==== EXERCISE INPUT ====
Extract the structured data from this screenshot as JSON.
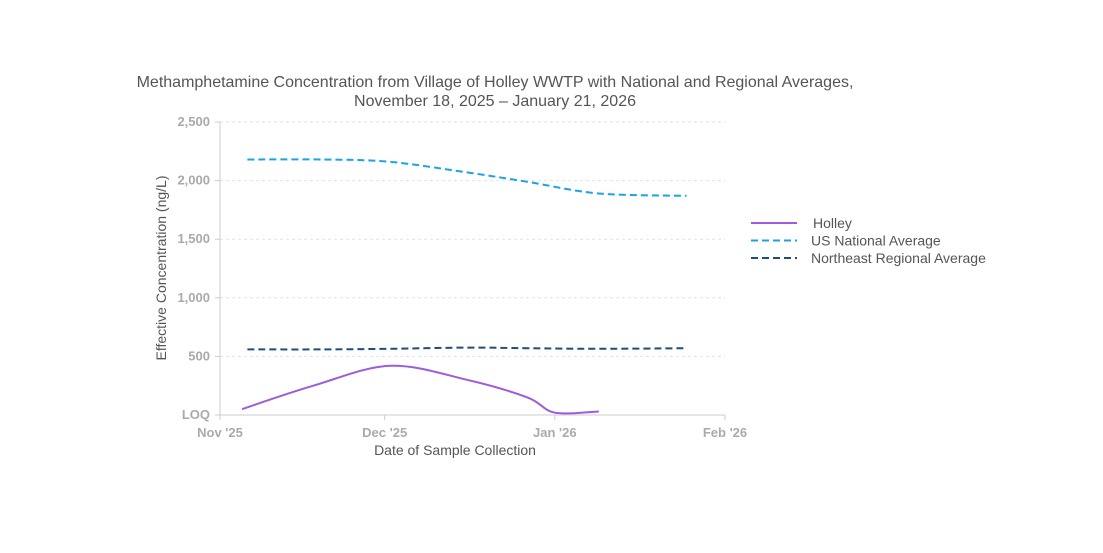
{
  "chart_data": {
    "type": "line",
    "title_lines": [
      "Methamphetamine Concentration from Village of Holley WWTP with National and Regional Averages,",
      "November 18, 2025 – January 21, 2026"
    ],
    "xlabel": "Date of Sample Collection",
    "ylabel": "Effective Concentration (ng/L)",
    "x_axis": {
      "type": "date",
      "range": [
        "2025-11-01",
        "2026-02-01"
      ],
      "ticks": [
        {
          "date": "2025-11-01",
          "label": "Nov '25"
        },
        {
          "date": "2025-12-01",
          "label": "Dec '25"
        },
        {
          "date": "2026-01-01",
          "label": "Jan '26"
        },
        {
          "date": "2026-02-01",
          "label": "Feb '26"
        }
      ]
    },
    "y_axis": {
      "range": [
        0,
        2500
      ],
      "ticks": [
        {
          "value": 0,
          "label": "LOQ"
        },
        {
          "value": 500,
          "label": "500"
        },
        {
          "value": 1000,
          "label": "1,000"
        },
        {
          "value": 1500,
          "label": "1,500"
        },
        {
          "value": 2000,
          "label": "2,000"
        },
        {
          "value": 2500,
          "label": "2,500"
        }
      ]
    },
    "grid": true,
    "legend_position": "right",
    "series": [
      {
        "name": "Holley",
        "color": "#9d5ce0",
        "dash": "solid",
        "points": [
          [
            "2025-11-05",
            50
          ],
          [
            "2025-11-18",
            250
          ],
          [
            "2025-12-02",
            420
          ],
          [
            "2025-12-16",
            300
          ],
          [
            "2025-12-27",
            150
          ],
          [
            "2026-01-01",
            20
          ],
          [
            "2026-01-09",
            30
          ]
        ]
      },
      {
        "name": "US National Average",
        "color": "#1aa3e8",
        "dash": "dashed",
        "points": [
          [
            "2025-11-06",
            2180
          ],
          [
            "2025-11-20",
            2180
          ],
          [
            "2025-12-02",
            2160
          ],
          [
            "2025-12-16",
            2070
          ],
          [
            "2025-12-27",
            1990
          ],
          [
            "2026-01-09",
            1890
          ],
          [
            "2026-01-25",
            1870
          ]
        ]
      },
      {
        "name": "Northeast Regional Average",
        "color": "#1f4e79",
        "dash": "dashed",
        "points": [
          [
            "2025-11-06",
            560
          ],
          [
            "2025-11-20",
            560
          ],
          [
            "2025-12-02",
            565
          ],
          [
            "2025-12-16",
            575
          ],
          [
            "2025-12-27",
            570
          ],
          [
            "2026-01-09",
            565
          ],
          [
            "2026-01-25",
            570
          ]
        ]
      }
    ]
  }
}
====
Make an exact copy of the records shown above, without the pictures.

* [TASK RESULT]
Extract the structured data from this screenshot as JSON.
{
  "chart_data": {
    "type": "line",
    "title_lines": [
      "Methamphetamine Concentration from Village of Holley WWTP with National and Regional Averages,",
      "November 18, 2025 – January 21, 2026"
    ],
    "xlabel": "Date of Sample Collection",
    "ylabel": "Effective Concentration (ng/L)",
    "x_axis": {
      "type": "date",
      "range": [
        "2025-11-01",
        "2026-02-01"
      ],
      "ticks": [
        {
          "date": "2025-11-01",
          "label": "Nov '25"
        },
        {
          "date": "2025-12-01",
          "label": "Dec '25"
        },
        {
          "date": "2026-01-01",
          "label": "Jan '26"
        },
        {
          "date": "2026-02-01",
          "label": "Feb '26"
        }
      ]
    },
    "y_axis": {
      "range": [
        0,
        2500
      ],
      "ticks": [
        {
          "value": 0,
          "label": "LOQ"
        },
        {
          "value": 500,
          "label": "500"
        },
        {
          "value": 1000,
          "label": "1,000"
        },
        {
          "value": 1500,
          "label": "1,500"
        },
        {
          "value": 2000,
          "label": "2,000"
        },
        {
          "value": 2500,
          "label": "2,500"
        }
      ]
    },
    "grid": true,
    "legend_position": "right",
    "series": [
      {
        "name": "Holley",
        "color": "#9d5ce0",
        "dash": "solid",
        "points": [
          [
            "2025-11-05",
            50
          ],
          [
            "2025-11-18",
            250
          ],
          [
            "2025-12-02",
            420
          ],
          [
            "2025-12-16",
            300
          ],
          [
            "2025-12-27",
            150
          ],
          [
            "2026-01-01",
            20
          ],
          [
            "2026-01-09",
            30
          ]
        ]
      },
      {
        "name": "US National Average",
        "color": "#1aa3e8",
        "dash": "dashed",
        "points": [
          [
            "2025-11-06",
            2180
          ],
          [
            "2025-11-20",
            2180
          ],
          [
            "2025-12-02",
            2160
          ],
          [
            "2025-12-16",
            2070
          ],
          [
            "2025-12-27",
            1990
          ],
          [
            "2026-01-09",
            1890
          ],
          [
            "2026-01-25",
            1870
          ]
        ]
      },
      {
        "name": "Northeast Regional Average",
        "color": "#1f4e79",
        "dash": "dashed",
        "points": [
          [
            "2025-11-06",
            560
          ],
          [
            "2025-11-20",
            560
          ],
          [
            "2025-12-02",
            565
          ],
          [
            "2025-12-16",
            575
          ],
          [
            "2025-12-27",
            570
          ],
          [
            "2026-01-09",
            565
          ],
          [
            "2026-01-25",
            570
          ]
        ]
      }
    ]
  }
}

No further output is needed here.